Make an exact copy of the data below, leaving out every picture.
━━━━━ Input data
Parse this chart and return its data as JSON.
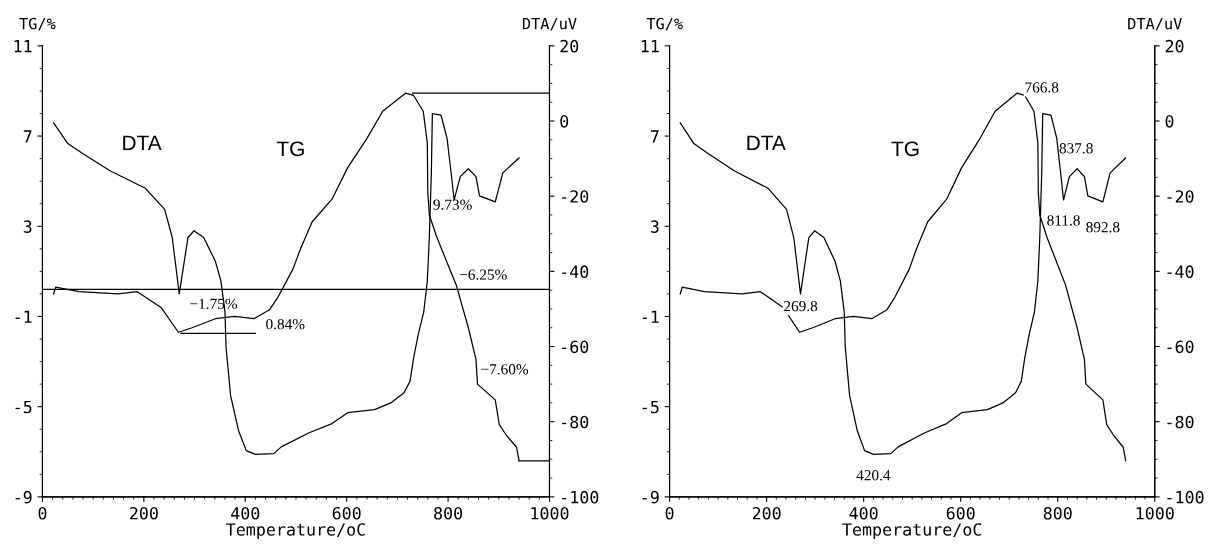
{
  "chart_data": [
    {
      "type": "line",
      "xlabel": "Temperature/oC",
      "ylabel": "TG/%",
      "y2label": "DTA/uV",
      "xlim": [
        0,
        1000
      ],
      "xticks": [
        0,
        200,
        400,
        600,
        800,
        1000
      ],
      "ylim": [
        -9,
        11
      ],
      "yticks": [
        -9,
        -5,
        -1,
        3,
        7,
        11
      ],
      "y2lim": [
        -100,
        20
      ],
      "y2ticks": [
        -100,
        -80,
        -60,
        -40,
        -20,
        0,
        20
      ],
      "grid": false,
      "legend": false,
      "series": [
        {
          "name": "DTA",
          "axis": "y2",
          "color": "#000000",
          "x": [
            22,
            50,
            80,
            134,
            203,
            241,
            256,
            269.8,
            287,
            299,
            318,
            341,
            352,
            360,
            362,
            371,
            387,
            402,
            420,
            456,
            471,
            525,
            571,
            602,
            655,
            687,
            713,
            725,
            732,
            741,
            752,
            759,
            763,
            767,
            769,
            786,
            798,
            805,
            812,
            824,
            840,
            855,
            862,
            893,
            908,
            940
          ],
          "values": [
            -0.5,
            -6,
            -8.7,
            -13.3,
            -17.9,
            -23.5,
            -31,
            -46,
            -31,
            -29.2,
            -31,
            -37.3,
            -42.6,
            -50.8,
            -60,
            -73,
            -82.5,
            -87.7,
            -88.7,
            -88.5,
            -86.7,
            -83,
            -80.5,
            -77.6,
            -76.8,
            -75,
            -72.3,
            -69.2,
            -63,
            -56.9,
            -50.8,
            -42.6,
            -31,
            -13.8,
            2,
            1.6,
            -4.6,
            -12.7,
            -21,
            -14.8,
            -12.7,
            -14.8,
            -19.9,
            -21.5,
            -13.8,
            -9.8
          ]
        },
        {
          "name": "TG",
          "color": "#000000",
          "x": [
            22,
            26,
            72,
            149,
            187,
            234,
            268,
            295,
            341,
            379,
            417,
            448,
            463,
            494,
            509,
            532,
            571,
            602,
            640,
            671,
            716,
            732,
            751,
            759,
            760,
            763,
            778,
            816,
            840,
            855,
            858,
            893,
            901,
            916,
            935,
            940
          ],
          "values": [
            0,
            0.3,
            0.1,
            0,
            0.1,
            -0.6,
            -1.7,
            -1.5,
            -1.1,
            -1,
            -1.1,
            -0.7,
            -0.2,
            1.1,
            2,
            3.2,
            4.2,
            5.6,
            6.9,
            8.1,
            8.9,
            8.8,
            8.1,
            6.7,
            4.5,
            3.5,
            2.5,
            0.4,
            -1.5,
            -2.9,
            -4,
            -4.7,
            -5.8,
            -6.3,
            -6.8,
            -7.4
          ]
        },
        {
          "type": "line",
          "color": "#000000",
          "x": [
            730,
            1000
          ],
          "values": [
            8.9,
            8.9
          ]
        },
        {
          "type": "line",
          "color": "#000000",
          "x": [
            273,
            420
          ],
          "values": [
            -1.75,
            -1.75
          ]
        },
        {
          "type": "line",
          "color": "#000000",
          "x": [
            940,
            1000
          ],
          "values": [
            -7.4,
            -7.4
          ]
        }
      ],
      "ref_lines": [
        {
          "axis": "y",
          "value": 0.2,
          "color": "#000000"
        }
      ],
      "annotations": [
        "−1.75%",
        "0.84%",
        "9.73%",
        "−6.25%",
        "−7.60%"
      ]
    },
    {
      "type": "line",
      "xlabel": "Temperature/oC",
      "ylabel": "TG/%",
      "y2label": "DTA/uV",
      "xlim": [
        0,
        1000
      ],
      "xticks": [
        0,
        200,
        400,
        600,
        800,
        1000
      ],
      "ylim": [
        -9,
        11
      ],
      "yticks": [
        -9,
        -5,
        -1,
        3,
        7,
        11
      ],
      "y2lim": [
        -100,
        20
      ],
      "y2ticks": [
        -100,
        -80,
        -60,
        -40,
        -20,
        0,
        20
      ],
      "grid": false,
      "legend": false,
      "series": [
        {
          "name": "DTA",
          "axis": "y2",
          "color": "#000000",
          "x": [
            22,
            50,
            80,
            134,
            203,
            241,
            256,
            269.8,
            287,
            299,
            318,
            341,
            352,
            360,
            362,
            371,
            387,
            402,
            420,
            456,
            471,
            525,
            571,
            602,
            655,
            687,
            713,
            725,
            732,
            741,
            752,
            759,
            763,
            767,
            769,
            786,
            798,
            805,
            812,
            824,
            840,
            855,
            862,
            893,
            908,
            940
          ],
          "values": [
            -0.5,
            -6,
            -8.7,
            -13.3,
            -17.9,
            -23.5,
            -31,
            -46,
            -31,
            -29.2,
            -31,
            -37.3,
            -42.6,
            -50.8,
            -60,
            -73,
            -82.5,
            -87.7,
            -88.7,
            -88.5,
            -86.7,
            -83,
            -80.5,
            -77.6,
            -76.8,
            -75,
            -72.3,
            -69.2,
            -63,
            -56.9,
            -50.8,
            -42.6,
            -31,
            -13.8,
            2,
            1.6,
            -4.6,
            -12.7,
            -21,
            -14.8,
            -12.7,
            -14.8,
            -19.9,
            -21.5,
            -13.8,
            -9.8
          ]
        },
        {
          "name": "TG",
          "color": "#000000",
          "x": [
            22,
            26,
            72,
            149,
            187,
            234,
            268,
            295,
            341,
            379,
            417,
            448,
            463,
            494,
            509,
            532,
            571,
            602,
            640,
            671,
            716,
            732,
            751,
            759,
            760,
            763,
            778,
            816,
            840,
            855,
            858,
            893,
            901,
            916,
            935,
            940
          ],
          "values": [
            0,
            0.3,
            0.1,
            0,
            0.1,
            -0.6,
            -1.7,
            -1.5,
            -1.1,
            -1,
            -1.1,
            -0.7,
            -0.2,
            1.1,
            2,
            3.2,
            4.2,
            5.6,
            6.9,
            8.1,
            8.9,
            8.8,
            8.1,
            6.7,
            4.5,
            3.5,
            2.5,
            0.4,
            -1.5,
            -2.9,
            -4,
            -4.7,
            -5.8,
            -6.3,
            -6.8,
            -7.4
          ]
        }
      ],
      "annotations": [
        "269.8",
        "420.4",
        "766.8",
        "811.8",
        "837.8",
        "892.8"
      ]
    }
  ]
}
━━━━━━━━━━
Result of the exercise:
Parse this chart and return its data as JSON.
{
  "chart_data": [
    {
      "type": "line",
      "xlabel": "Temperature/oC",
      "ylabel": "TG/%",
      "y2label": "DTA/uV",
      "xlim": [
        0,
        1000
      ],
      "xticks": [
        0,
        200,
        400,
        600,
        800,
        1000
      ],
      "ylim": [
        -9,
        11
      ],
      "yticks": [
        -9,
        -5,
        -1,
        3,
        7,
        11
      ],
      "y2lim": [
        -100,
        20
      ],
      "y2ticks": [
        -100,
        -80,
        -60,
        -40,
        -20,
        0,
        20
      ],
      "grid": false,
      "legend": false,
      "series": [
        {
          "name": "DTA",
          "axis": "y2",
          "color": "#000000",
          "x": [
            22,
            50,
            80,
            134,
            203,
            241,
            256,
            269.8,
            287,
            299,
            318,
            341,
            352,
            360,
            362,
            371,
            387,
            402,
            420,
            456,
            471,
            525,
            571,
            602,
            655,
            687,
            713,
            725,
            732,
            741,
            752,
            759,
            763,
            767,
            769,
            786,
            798,
            805,
            812,
            824,
            840,
            855,
            862,
            893,
            908,
            940
          ],
          "values": [
            -0.5,
            -6,
            -8.7,
            -13.3,
            -17.9,
            -23.5,
            -31,
            -46,
            -31,
            -29.2,
            -31,
            -37.3,
            -42.6,
            -50.8,
            -60,
            -73,
            -82.5,
            -87.7,
            -88.7,
            -88.5,
            -86.7,
            -83,
            -80.5,
            -77.6,
            -76.8,
            -75,
            -72.3,
            -69.2,
            -63,
            -56.9,
            -50.8,
            -42.6,
            -31,
            -13.8,
            2,
            1.6,
            -4.6,
            -12.7,
            -21,
            -14.8,
            -12.7,
            -14.8,
            -19.9,
            -21.5,
            -13.8,
            -9.8
          ]
        },
        {
          "name": "TG",
          "color": "#000000",
          "x": [
            22,
            26,
            72,
            149,
            187,
            234,
            268,
            295,
            341,
            379,
            417,
            448,
            463,
            494,
            509,
            532,
            571,
            602,
            640,
            671,
            716,
            732,
            751,
            759,
            760,
            763,
            778,
            816,
            840,
            855,
            858,
            893,
            901,
            916,
            935,
            940
          ],
          "values": [
            0,
            0.3,
            0.1,
            0,
            0.1,
            -0.6,
            -1.7,
            -1.5,
            -1.1,
            -1,
            -1.1,
            -0.7,
            -0.2,
            1.1,
            2,
            3.2,
            4.2,
            5.6,
            6.9,
            8.1,
            8.9,
            8.8,
            8.1,
            6.7,
            4.5,
            3.5,
            2.5,
            0.4,
            -1.5,
            -2.9,
            -4,
            -4.7,
            -5.8,
            -6.3,
            -6.8,
            -7.4
          ]
        },
        {
          "type": "line",
          "color": "#000000",
          "x": [
            730,
            1000
          ],
          "values": [
            8.9,
            8.9
          ]
        },
        {
          "type": "line",
          "color": "#000000",
          "x": [
            273,
            420
          ],
          "values": [
            -1.75,
            -1.75
          ]
        },
        {
          "type": "line",
          "color": "#000000",
          "x": [
            940,
            1000
          ],
          "values": [
            -7.4,
            -7.4
          ]
        }
      ],
      "ref_lines": [
        {
          "axis": "y",
          "value": 0.2,
          "color": "#000000"
        }
      ],
      "annotations": [
        "−1.75%",
        "0.84%",
        "9.73%",
        "−6.25%",
        "−7.60%"
      ]
    },
    {
      "type": "line",
      "xlabel": "Temperature/oC",
      "ylabel": "TG/%",
      "y2label": "DTA/uV",
      "xlim": [
        0,
        1000
      ],
      "xticks": [
        0,
        200,
        400,
        600,
        800,
        1000
      ],
      "ylim": [
        -9,
        11
      ],
      "yticks": [
        -9,
        -5,
        -1,
        3,
        7,
        11
      ],
      "y2lim": [
        -100,
        20
      ],
      "y2ticks": [
        -100,
        -80,
        -60,
        -40,
        -20,
        0,
        20
      ],
      "grid": false,
      "legend": false,
      "series": [
        {
          "name": "DTA",
          "axis": "y2",
          "color": "#000000",
          "x": [
            22,
            50,
            80,
            134,
            203,
            241,
            256,
            269.8,
            287,
            299,
            318,
            341,
            352,
            360,
            362,
            371,
            387,
            402,
            420,
            456,
            471,
            525,
            571,
            602,
            655,
            687,
            713,
            725,
            732,
            741,
            752,
            759,
            763,
            767,
            769,
            786,
            798,
            805,
            812,
            824,
            840,
            855,
            862,
            893,
            908,
            940
          ],
          "values": [
            -0.5,
            -6,
            -8.7,
            -13.3,
            -17.9,
            -23.5,
            -31,
            -46,
            -31,
            -29.2,
            -31,
            -37.3,
            -42.6,
            -50.8,
            -60,
            -73,
            -82.5,
            -87.7,
            -88.7,
            -88.5,
            -86.7,
            -83,
            -80.5,
            -77.6,
            -76.8,
            -75,
            -72.3,
            -69.2,
            -63,
            -56.9,
            -50.8,
            -42.6,
            -31,
            -13.8,
            2,
            1.6,
            -4.6,
            -12.7,
            -21,
            -14.8,
            -12.7,
            -14.8,
            -19.9,
            -21.5,
            -13.8,
            -9.8
          ]
        },
        {
          "name": "TG",
          "color": "#000000",
          "x": [
            22,
            26,
            72,
            149,
            187,
            234,
            268,
            295,
            341,
            379,
            417,
            448,
            463,
            494,
            509,
            532,
            571,
            602,
            640,
            671,
            716,
            732,
            751,
            759,
            760,
            763,
            778,
            816,
            840,
            855,
            858,
            893,
            901,
            916,
            935,
            940
          ],
          "values": [
            0,
            0.3,
            0.1,
            0,
            0.1,
            -0.6,
            -1.7,
            -1.5,
            -1.1,
            -1,
            -1.1,
            -0.7,
            -0.2,
            1.1,
            2,
            3.2,
            4.2,
            5.6,
            6.9,
            8.1,
            8.9,
            8.8,
            8.1,
            6.7,
            4.5,
            3.5,
            2.5,
            0.4,
            -1.5,
            -2.9,
            -4,
            -4.7,
            -5.8,
            -6.3,
            -6.8,
            -7.4
          ]
        }
      ],
      "annotations": [
        "269.8",
        "420.4",
        "766.8",
        "811.8",
        "837.8",
        "892.8"
      ]
    }
  ]
}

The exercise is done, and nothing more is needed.